**Set task**
Gather each line of the records where "text" appears.

▬▬▬▬▬▬

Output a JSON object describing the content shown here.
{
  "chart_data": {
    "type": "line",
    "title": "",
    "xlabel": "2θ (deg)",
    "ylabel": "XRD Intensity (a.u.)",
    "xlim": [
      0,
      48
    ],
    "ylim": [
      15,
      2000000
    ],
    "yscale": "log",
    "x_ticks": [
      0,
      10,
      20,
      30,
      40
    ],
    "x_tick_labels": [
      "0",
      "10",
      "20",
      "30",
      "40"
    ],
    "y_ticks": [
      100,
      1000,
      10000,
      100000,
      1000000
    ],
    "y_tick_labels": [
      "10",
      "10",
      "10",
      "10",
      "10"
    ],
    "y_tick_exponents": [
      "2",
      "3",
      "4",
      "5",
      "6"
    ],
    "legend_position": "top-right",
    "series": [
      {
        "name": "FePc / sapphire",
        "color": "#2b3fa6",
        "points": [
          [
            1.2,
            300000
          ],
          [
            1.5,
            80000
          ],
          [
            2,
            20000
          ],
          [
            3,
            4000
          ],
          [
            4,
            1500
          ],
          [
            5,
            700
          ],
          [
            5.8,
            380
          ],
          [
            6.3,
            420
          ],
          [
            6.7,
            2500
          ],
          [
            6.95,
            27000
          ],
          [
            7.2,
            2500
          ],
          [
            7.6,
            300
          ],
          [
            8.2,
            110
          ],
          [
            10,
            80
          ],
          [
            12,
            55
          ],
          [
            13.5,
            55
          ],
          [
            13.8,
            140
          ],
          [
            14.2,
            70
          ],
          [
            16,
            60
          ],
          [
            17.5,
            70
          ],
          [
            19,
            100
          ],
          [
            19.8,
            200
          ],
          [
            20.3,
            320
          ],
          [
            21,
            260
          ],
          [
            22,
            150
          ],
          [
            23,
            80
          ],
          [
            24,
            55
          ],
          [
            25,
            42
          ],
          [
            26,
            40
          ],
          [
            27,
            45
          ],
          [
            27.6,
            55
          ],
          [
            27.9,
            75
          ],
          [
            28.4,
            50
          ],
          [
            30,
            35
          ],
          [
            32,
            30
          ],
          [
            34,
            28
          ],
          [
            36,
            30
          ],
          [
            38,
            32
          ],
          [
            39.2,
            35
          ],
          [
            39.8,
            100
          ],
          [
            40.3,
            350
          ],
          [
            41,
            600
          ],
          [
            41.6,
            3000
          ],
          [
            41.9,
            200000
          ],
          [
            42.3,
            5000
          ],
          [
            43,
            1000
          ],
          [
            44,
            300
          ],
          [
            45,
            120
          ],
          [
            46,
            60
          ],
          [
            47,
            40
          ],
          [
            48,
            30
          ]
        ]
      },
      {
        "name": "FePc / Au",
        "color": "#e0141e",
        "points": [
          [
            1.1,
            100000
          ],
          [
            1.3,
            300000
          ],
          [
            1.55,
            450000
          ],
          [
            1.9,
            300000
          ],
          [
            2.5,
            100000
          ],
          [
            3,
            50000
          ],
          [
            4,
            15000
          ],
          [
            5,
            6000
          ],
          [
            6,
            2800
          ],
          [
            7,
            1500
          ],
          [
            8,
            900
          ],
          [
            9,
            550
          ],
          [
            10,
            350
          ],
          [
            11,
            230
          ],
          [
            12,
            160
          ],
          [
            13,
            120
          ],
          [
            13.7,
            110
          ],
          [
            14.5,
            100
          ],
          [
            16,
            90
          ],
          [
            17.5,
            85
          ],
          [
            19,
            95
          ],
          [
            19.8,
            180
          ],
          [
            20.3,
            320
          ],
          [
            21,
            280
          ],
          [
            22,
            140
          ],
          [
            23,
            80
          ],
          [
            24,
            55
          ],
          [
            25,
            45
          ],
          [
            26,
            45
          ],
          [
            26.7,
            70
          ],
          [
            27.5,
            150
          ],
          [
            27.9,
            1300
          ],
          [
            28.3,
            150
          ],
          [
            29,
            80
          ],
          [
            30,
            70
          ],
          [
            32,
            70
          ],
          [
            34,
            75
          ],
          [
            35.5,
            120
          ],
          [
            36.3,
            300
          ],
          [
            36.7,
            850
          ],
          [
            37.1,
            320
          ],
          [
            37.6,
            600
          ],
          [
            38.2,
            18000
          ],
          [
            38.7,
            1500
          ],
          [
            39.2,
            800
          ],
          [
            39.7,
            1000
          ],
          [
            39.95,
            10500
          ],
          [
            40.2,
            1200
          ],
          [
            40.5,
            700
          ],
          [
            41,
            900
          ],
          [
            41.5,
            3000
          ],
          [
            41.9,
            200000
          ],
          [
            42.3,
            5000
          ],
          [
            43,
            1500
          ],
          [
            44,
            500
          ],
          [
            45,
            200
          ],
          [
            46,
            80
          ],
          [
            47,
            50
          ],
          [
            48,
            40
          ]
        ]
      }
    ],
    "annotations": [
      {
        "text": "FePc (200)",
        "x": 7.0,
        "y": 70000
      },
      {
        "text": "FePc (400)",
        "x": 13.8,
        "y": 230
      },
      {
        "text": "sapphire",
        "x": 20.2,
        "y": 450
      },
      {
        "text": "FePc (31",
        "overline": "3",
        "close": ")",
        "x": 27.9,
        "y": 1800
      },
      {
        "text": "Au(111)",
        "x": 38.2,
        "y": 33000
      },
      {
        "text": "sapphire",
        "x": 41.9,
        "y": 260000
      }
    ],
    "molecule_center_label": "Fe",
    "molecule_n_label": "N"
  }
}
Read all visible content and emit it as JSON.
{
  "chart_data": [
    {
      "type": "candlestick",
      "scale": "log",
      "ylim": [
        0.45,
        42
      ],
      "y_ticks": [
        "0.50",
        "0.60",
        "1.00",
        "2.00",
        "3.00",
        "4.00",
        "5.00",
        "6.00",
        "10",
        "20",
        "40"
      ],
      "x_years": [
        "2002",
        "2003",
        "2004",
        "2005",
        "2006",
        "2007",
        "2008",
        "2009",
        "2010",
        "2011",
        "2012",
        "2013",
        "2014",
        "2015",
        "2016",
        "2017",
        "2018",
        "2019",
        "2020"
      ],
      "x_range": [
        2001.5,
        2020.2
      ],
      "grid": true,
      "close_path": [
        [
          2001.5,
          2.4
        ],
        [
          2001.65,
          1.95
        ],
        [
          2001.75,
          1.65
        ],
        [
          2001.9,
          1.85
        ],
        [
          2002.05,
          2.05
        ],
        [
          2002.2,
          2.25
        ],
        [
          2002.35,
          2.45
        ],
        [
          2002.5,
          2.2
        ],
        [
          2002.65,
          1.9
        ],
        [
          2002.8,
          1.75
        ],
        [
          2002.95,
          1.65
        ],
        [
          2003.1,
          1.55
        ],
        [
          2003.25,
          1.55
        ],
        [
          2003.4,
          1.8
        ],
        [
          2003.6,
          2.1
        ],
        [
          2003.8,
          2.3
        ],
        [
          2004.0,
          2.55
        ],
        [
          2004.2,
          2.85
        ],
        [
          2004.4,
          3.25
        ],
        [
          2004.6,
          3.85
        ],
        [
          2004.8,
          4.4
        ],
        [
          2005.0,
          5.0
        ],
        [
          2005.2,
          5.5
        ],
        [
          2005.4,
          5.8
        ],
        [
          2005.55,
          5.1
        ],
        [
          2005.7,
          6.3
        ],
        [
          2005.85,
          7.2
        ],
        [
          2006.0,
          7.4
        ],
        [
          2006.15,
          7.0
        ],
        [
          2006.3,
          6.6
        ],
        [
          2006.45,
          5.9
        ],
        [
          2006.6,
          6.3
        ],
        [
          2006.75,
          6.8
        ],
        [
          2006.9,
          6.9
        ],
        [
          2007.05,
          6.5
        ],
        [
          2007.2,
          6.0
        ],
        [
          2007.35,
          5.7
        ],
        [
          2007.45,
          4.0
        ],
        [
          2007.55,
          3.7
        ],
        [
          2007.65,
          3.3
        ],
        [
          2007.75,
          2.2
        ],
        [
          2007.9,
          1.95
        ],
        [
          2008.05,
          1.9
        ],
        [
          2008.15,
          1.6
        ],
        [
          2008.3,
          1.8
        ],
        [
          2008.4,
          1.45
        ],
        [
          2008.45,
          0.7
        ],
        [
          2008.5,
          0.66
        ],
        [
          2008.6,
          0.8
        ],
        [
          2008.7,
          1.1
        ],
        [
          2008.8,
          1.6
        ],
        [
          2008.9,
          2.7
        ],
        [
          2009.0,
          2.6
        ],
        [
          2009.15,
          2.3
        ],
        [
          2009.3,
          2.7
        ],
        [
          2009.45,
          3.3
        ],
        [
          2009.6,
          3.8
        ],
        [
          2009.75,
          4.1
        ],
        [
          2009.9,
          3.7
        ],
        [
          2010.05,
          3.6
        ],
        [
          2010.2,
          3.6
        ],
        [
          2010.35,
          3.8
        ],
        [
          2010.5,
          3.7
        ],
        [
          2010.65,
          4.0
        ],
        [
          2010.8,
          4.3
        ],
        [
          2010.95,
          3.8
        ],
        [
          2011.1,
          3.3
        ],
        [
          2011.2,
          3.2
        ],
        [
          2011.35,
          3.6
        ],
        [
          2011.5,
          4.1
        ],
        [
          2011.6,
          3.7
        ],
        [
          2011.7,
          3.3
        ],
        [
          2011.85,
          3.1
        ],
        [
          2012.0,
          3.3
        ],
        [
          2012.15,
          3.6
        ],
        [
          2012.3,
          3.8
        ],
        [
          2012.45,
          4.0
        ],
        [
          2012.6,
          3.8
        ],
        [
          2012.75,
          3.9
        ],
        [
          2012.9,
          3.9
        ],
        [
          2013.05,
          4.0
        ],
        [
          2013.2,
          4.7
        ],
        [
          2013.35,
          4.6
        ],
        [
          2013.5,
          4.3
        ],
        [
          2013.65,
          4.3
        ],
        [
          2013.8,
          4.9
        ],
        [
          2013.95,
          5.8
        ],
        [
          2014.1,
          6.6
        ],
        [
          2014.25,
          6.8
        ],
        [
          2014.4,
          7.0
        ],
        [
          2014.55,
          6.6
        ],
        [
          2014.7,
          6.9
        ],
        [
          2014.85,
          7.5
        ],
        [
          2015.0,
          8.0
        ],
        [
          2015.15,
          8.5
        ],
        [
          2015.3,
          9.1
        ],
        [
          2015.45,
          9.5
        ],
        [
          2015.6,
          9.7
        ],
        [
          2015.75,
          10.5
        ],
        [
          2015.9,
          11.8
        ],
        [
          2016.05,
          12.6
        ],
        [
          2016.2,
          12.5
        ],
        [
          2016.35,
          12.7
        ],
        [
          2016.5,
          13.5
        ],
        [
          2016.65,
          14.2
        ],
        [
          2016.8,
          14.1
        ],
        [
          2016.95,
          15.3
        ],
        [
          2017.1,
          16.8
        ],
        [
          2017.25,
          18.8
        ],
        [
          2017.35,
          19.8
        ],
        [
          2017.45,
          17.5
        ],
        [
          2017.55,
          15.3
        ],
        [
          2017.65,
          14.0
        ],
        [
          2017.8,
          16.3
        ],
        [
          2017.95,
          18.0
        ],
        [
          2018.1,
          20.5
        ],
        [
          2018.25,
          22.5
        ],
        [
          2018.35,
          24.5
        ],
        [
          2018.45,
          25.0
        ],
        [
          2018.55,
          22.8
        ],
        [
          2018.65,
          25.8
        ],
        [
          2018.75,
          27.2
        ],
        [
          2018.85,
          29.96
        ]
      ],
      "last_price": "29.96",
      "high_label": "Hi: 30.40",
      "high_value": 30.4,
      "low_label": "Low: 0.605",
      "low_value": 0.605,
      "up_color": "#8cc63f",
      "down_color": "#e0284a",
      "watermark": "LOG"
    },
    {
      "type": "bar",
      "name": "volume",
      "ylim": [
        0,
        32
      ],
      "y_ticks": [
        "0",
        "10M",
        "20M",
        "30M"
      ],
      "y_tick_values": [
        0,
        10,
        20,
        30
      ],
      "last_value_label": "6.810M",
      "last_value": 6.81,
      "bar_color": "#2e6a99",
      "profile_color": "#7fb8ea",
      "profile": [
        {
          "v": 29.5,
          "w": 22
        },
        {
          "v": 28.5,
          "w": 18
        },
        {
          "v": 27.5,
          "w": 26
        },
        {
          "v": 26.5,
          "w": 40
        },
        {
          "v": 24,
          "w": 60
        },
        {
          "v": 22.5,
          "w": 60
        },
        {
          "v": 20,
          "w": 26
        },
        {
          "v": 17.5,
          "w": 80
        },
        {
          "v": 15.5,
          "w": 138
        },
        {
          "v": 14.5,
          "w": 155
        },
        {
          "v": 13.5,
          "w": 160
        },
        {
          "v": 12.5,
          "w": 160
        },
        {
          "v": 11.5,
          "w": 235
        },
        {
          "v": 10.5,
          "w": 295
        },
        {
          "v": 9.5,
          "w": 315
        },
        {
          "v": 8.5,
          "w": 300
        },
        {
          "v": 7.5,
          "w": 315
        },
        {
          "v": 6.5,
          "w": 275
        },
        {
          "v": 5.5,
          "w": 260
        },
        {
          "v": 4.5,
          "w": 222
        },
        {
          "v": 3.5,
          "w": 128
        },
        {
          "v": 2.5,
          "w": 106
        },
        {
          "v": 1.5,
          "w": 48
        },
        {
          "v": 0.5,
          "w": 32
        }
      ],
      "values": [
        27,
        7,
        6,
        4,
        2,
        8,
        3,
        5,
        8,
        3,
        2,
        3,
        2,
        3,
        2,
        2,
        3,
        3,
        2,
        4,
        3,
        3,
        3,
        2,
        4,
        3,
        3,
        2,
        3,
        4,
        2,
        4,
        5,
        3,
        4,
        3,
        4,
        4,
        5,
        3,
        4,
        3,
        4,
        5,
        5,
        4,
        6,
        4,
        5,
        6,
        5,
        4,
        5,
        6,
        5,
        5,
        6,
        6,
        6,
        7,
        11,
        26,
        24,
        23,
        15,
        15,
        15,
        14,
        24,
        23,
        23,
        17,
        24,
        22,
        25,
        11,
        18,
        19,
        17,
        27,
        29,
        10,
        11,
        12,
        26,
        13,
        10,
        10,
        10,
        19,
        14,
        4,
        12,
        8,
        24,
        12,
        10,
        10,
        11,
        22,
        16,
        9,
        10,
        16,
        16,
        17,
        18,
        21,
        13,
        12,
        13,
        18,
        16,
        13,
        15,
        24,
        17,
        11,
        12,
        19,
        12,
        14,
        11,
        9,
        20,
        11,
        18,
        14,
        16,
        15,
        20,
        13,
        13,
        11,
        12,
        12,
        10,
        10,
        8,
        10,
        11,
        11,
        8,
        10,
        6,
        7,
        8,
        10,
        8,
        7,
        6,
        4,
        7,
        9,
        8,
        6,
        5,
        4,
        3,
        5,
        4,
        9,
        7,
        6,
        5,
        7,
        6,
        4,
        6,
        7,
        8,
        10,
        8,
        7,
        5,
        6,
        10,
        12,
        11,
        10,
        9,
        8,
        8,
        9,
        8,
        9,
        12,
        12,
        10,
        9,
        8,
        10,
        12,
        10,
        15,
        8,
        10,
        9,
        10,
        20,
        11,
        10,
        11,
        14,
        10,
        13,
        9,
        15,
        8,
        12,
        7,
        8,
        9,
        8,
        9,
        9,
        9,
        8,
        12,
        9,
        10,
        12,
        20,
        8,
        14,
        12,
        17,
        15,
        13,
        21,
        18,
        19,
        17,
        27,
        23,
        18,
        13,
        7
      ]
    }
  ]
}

▬▬▬▬▬▬

**Worked answer**
        "text": "FePc (200)",
        "text": "FePc (400)",
        "text": "sapphire",
        "text": "FePc (31",
        "text": "Au(111)",
        "text": "sapphire",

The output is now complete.